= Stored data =
▼

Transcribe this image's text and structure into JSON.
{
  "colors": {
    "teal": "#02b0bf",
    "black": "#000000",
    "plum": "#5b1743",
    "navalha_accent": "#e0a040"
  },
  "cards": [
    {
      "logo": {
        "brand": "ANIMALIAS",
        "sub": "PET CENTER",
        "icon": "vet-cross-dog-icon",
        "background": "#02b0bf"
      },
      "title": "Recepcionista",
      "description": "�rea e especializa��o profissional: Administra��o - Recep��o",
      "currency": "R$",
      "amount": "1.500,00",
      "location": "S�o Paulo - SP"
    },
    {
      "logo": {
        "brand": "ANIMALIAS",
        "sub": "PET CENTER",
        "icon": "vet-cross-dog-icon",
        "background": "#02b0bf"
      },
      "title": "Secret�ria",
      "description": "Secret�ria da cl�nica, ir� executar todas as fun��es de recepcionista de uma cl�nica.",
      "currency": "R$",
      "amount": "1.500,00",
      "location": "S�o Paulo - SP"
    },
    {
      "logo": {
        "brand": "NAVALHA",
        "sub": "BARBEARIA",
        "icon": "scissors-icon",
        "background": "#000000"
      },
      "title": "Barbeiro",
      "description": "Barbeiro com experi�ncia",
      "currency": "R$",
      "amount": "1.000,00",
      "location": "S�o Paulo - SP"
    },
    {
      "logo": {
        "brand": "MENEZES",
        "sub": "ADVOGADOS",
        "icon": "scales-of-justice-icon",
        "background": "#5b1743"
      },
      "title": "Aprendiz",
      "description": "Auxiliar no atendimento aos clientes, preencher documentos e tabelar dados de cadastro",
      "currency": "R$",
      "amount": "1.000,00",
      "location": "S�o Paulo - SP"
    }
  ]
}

▲

= What you need to do =
Copy every line in the records above that contains the word "title".

= Problem solution =
      "title": "Recepcionista",
      "title": "Secret�ria",
      "title": "Barbeiro",
      "title": "Aprendiz",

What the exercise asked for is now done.